- Problem requirements
Determine which lines of the records include the word "Flotation", and copy them.

▬▬▬▬▬▬▬▬▬▬

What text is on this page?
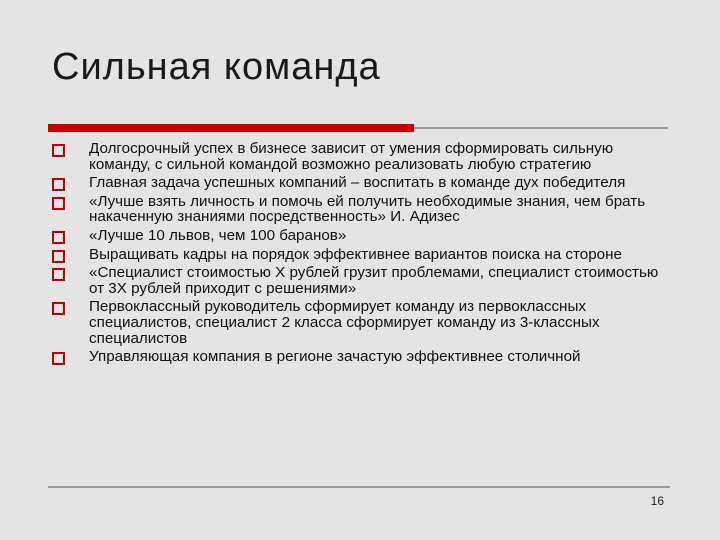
Сильная команда
Долгосрочный успех в бизнесе зависит от умения сформировать сильную команду, с сильной командой возможно реализовать любую стратегию
Главная задача успешных компаний – воспитать в команде дух победителя
«Лучше взять личность и помочь ей получить необходимые знания, чем брать накаченную знаниями посредственность» И. Адизес
«Лучше 10 львов, чем 100 баранов»
Выращивать кадры на порядок эффективнее вариантов поиска на стороне
«Специалист стоимостью Х рублей грузит проблемами, специалист стоимостью от 3Х рублей приходит с решениями»
Первоклассный руководитель сформирует команду из первоклассных специалистов, специалист 2 класса сформирует команду из 3-классных специалистов
Управляющая компания в регионе зачастую эффективнее столичной
16
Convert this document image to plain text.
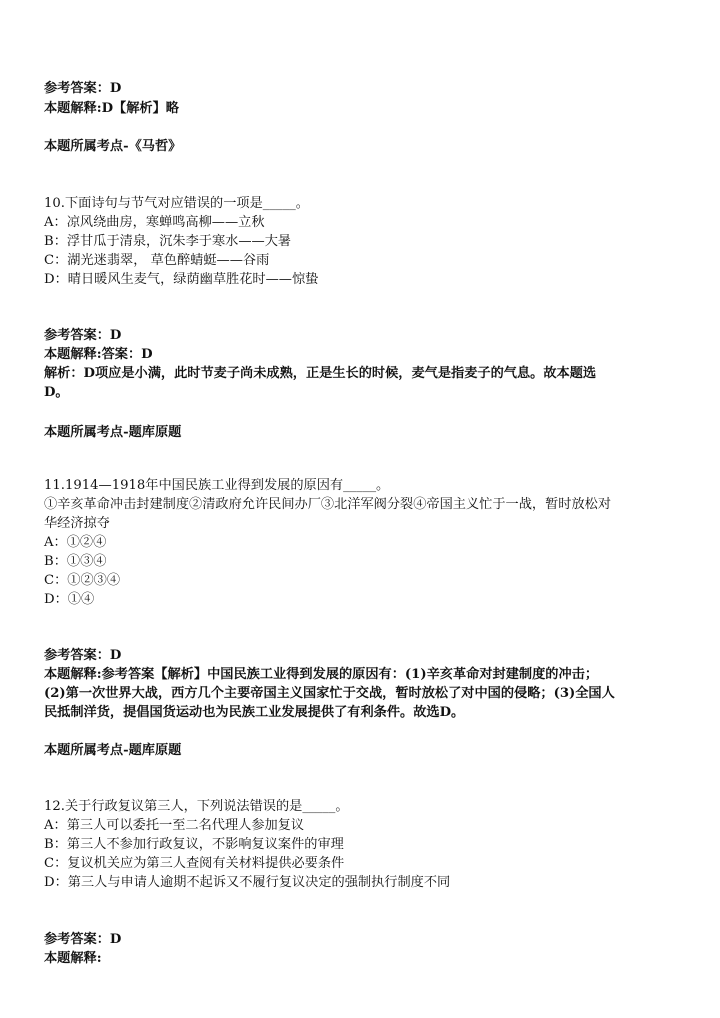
参考答案：D
本题解释:D【解析】略
本题所属考点-《马哲》
10.下面诗句与节气对应错误的一项是_____。
A：凉风绕曲房，寒蝉鸣高柳——立秋
B：浮甘瓜于清泉，沉朱李于寒水——大暑
C：湖光迷翡翠， 草色醉蜻蜓——谷雨
D：晴日暖风生麦气，绿荫幽草胜花时——惊蛰
参考答案：D
本题解释:答案：D
解析：D项应是小满，此时节麦子尚未成熟，正是生长的时候，麦气是指麦子的气息。故本题选
D。
本题所属考点-题库原题
11.1914—1918年中国民族工业得到发展的原因有_____。
①辛亥革命冲击封建制度②清政府允许民间办厂③北洋军阀分裂④帝国主义忙于一战，暂时放松对
华经济掠夺
A：①②④
B：①③④
C：①②③④
D：①④
参考答案：D
本题解释:参考答案【解析】中国民族工业得到发展的原因有：(1)辛亥革命对封建制度的冲击；
(2)第一次世界大战，西方几个主要帝国主义国家忙于交战，暂时放松了对中国的侵略；(3)全国人
民抵制洋货，提倡国货运动也为民族工业发展提供了有利条件。故选D。
本题所属考点-题库原题
12.关于行政复议第三人，下列说法错误的是_____。
A：第三人可以委托一至二名代理人参加复议
B：第三人不参加行政复议，不影响复议案件的审理
C：复议机关应为第三人查阅有关材料提供必要条件
D：第三人与申请人逾期不起诉又不履行复议决定的强制执行制度不同
参考答案：D
本题解释:
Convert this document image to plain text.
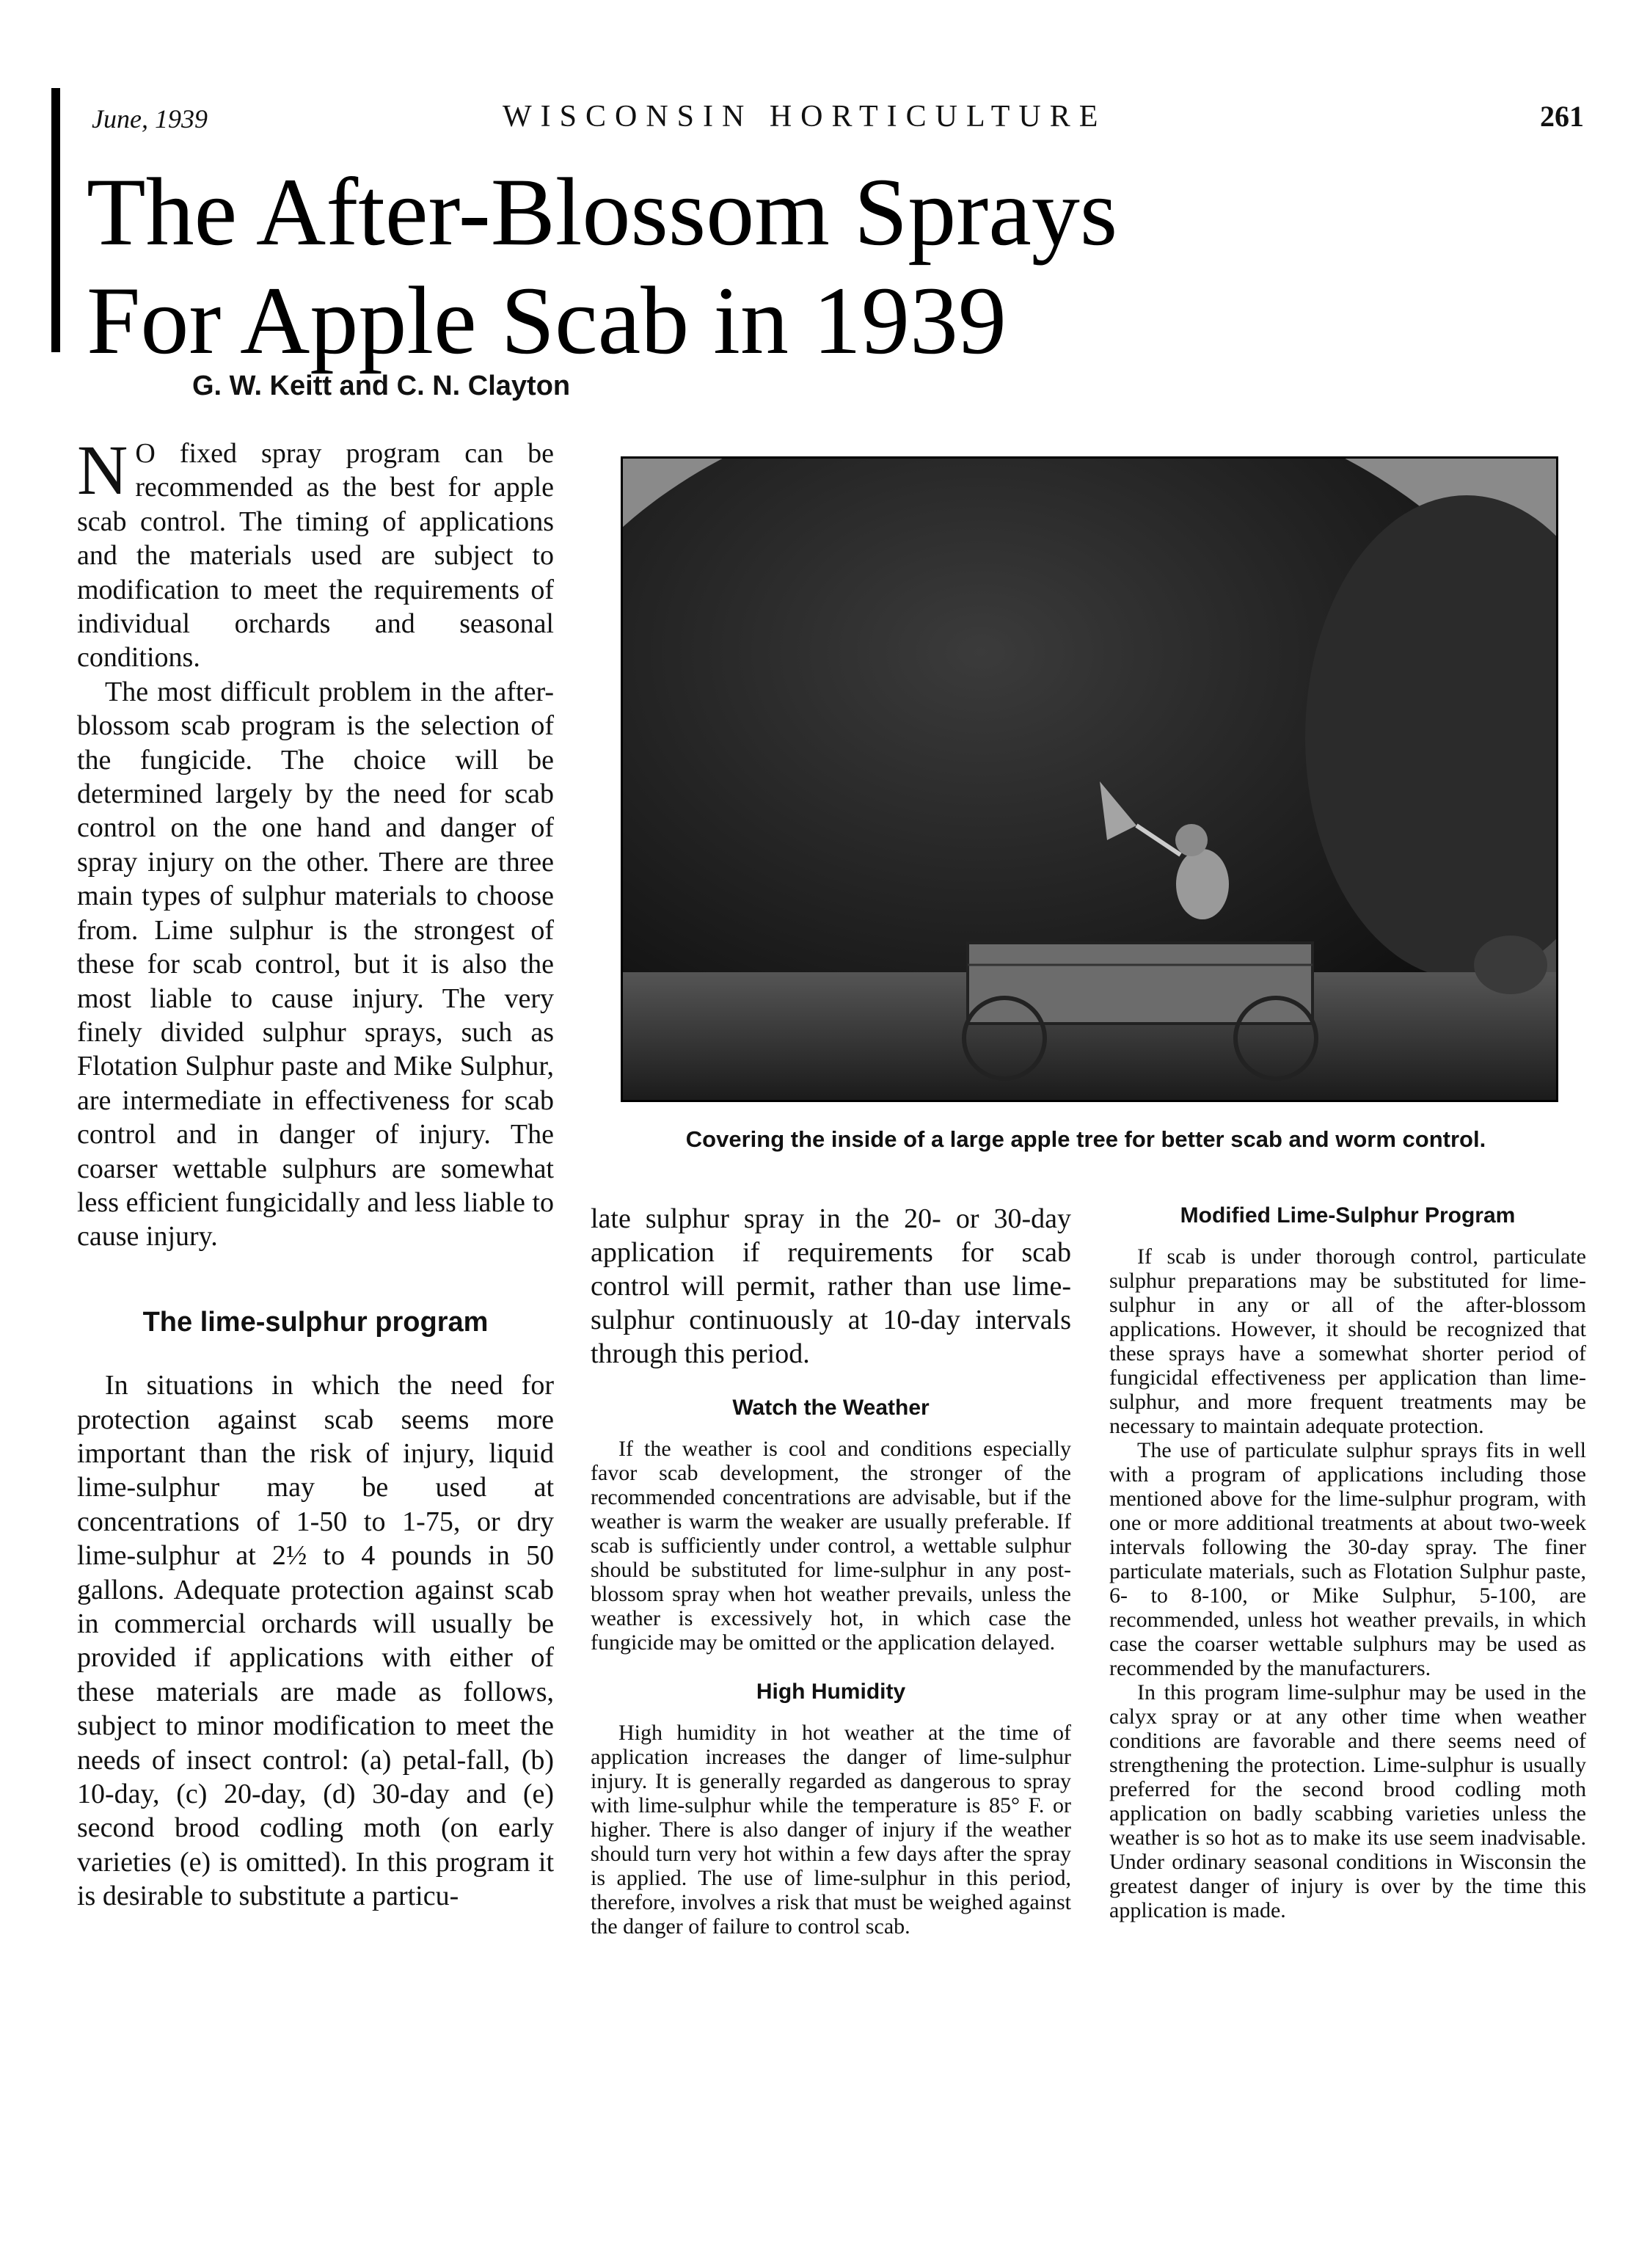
June, 1939	WISCONSIN HORTICULTURE	261
The After-Blossom Sprays
For Apple Scab in 1939
G. W. Keitt and C. N. Clayton

N O fixed spray program can be recommended as the best for apple scab control. The timing of applications and the materials used are subject to modification to meet the requirements of individual orchards and seasonal conditions.

The most difficult problem in the after-blossom scab program is the selection of the fungicide. The choice will be determined largely by the need for scab control on the one hand and danger of spray injury on the other. There are three main types of sulphur materials to choose from. Lime sulphur is the strongest of these for scab control, but it is also the most liable to cause injury. The very finely divided sulphur sprays, such as Flotation Sulphur paste and Mike Sulphur, are intermediate in effectiveness for scab control and in danger of injury. The coarser wettable sulphurs are somewhat less efficient fungicidally and less liable to cause injury.

The lime-sulphur program

In situations in which the need for protection against scab seems more important than the risk of injury, liquid lime-sulphur may be used at concentrations of 1-50 to 1-75, or dry lime-sulphur at 2½ to 4 pounds in 50 gallons. Adequate protection against scab in commercial orchards will usually be provided if applications with either of these materials are made as follows, subject to minor modification to meet the needs of insect control: (a) petal-fall, (b) 10-day, (c) 20-day, (d) 30-day and (e) second brood codling moth (on early varieties (e) is omitted). In this program it is desirable to substitute a particu-

Covering the inside of a large apple tree for better scab and worm control.

late sulphur spray in the 20- or 30-day application if requirements for scab control will permit, rather than use lime-sulphur continuously at 10-day intervals through this period.

Watch the Weather

If the weather is cool and conditions especially favor scab development, the stronger of the recommended concentrations are advisable, but if the weather is warm the weaker are usually preferable. If scab is sufficiently under control, a wettable sulphur should be substituted for lime-sulphur in any post-blossom spray when hot weather prevails, unless the weather is excessively hot, in which case the fungicide may be omitted or the application delayed.

High Humidity

High humidity in hot weather at the time of application increases the danger of lime-sulphur injury. It is generally regarded as dangerous to spray with lime-sulphur while the temperature is 85° F. or higher. There is also danger of injury if the weather should turn very hot within a few days after the spray is applied. The use of lime-sulphur in this period, therefore, involves a risk that must be weighed against the danger of failure to control scab.

Modified Lime-Sulphur Program

If scab is under thorough control, particulate sulphur preparations may be substituted for lime-sulphur in any or all of the after-blossom applications. However, it should be recognized that these sprays have a somewhat shorter period of fungicidal effectiveness per application than lime-sulphur, and more frequent treatments may be necessary to maintain adequate protection.

The use of particulate sulphur sprays fits in well with a program of applications including those mentioned above for the lime-sulphur program, with one or more additional treatments at about two-week intervals following the 30-day spray. The finer particulate materials, such as Flotation Sulphur paste, 6- to 8-100, or Mike Sulphur, 5-100, are recommended, unless hot weather prevails, in which case the coarser wettable sulphurs may be used as recommended by the manufacturers.

In this program lime-sulphur may be used in the calyx spray or at any other time when weather conditions are favorable and there seems need of strengthening the protection. Lime-sulphur is usually preferred for the second brood codling moth application on badly scabbing varieties unless the weather is so hot as to make its use seem inadvisable. Under ordinary seasonal conditions in Wisconsin the greatest danger of injury is over by the time this application is made.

▬▬▬▬▬▬▬▬▬▬

- Result of the task
The most difficult problem in the after-blossom scab program is the selection of the fungicide. The choice will be determined largely by the need for scab control on the one hand and danger of spray injury on the other. There are three main types of sulphur materials to choose from. Lime sulphur is the strongest of these for scab control, but it is also the most liable to cause injury. The very finely divided sulphur sprays, such as Flotation Sulphur paste and Mike Sulphur, are intermediate in effectiveness for scab control and in danger of injury. The coarser wettable sulphurs are somewhat less efficient fungicidally and less liable to cause injury.
The use of particulate sulphur sprays fits in well with a program of applications including those mentioned above for the lime-sulphur program, with one or more additional treatments at about two-week intervals following the 30-day spray. The finer particulate materials, such as Flotation Sulphur paste, 6- to 8-100, or Mike Sulphur, 5-100, are recommended, unless hot weather prevails, in which case the coarser wettable sulphurs may be used as recommended by the manufacturers.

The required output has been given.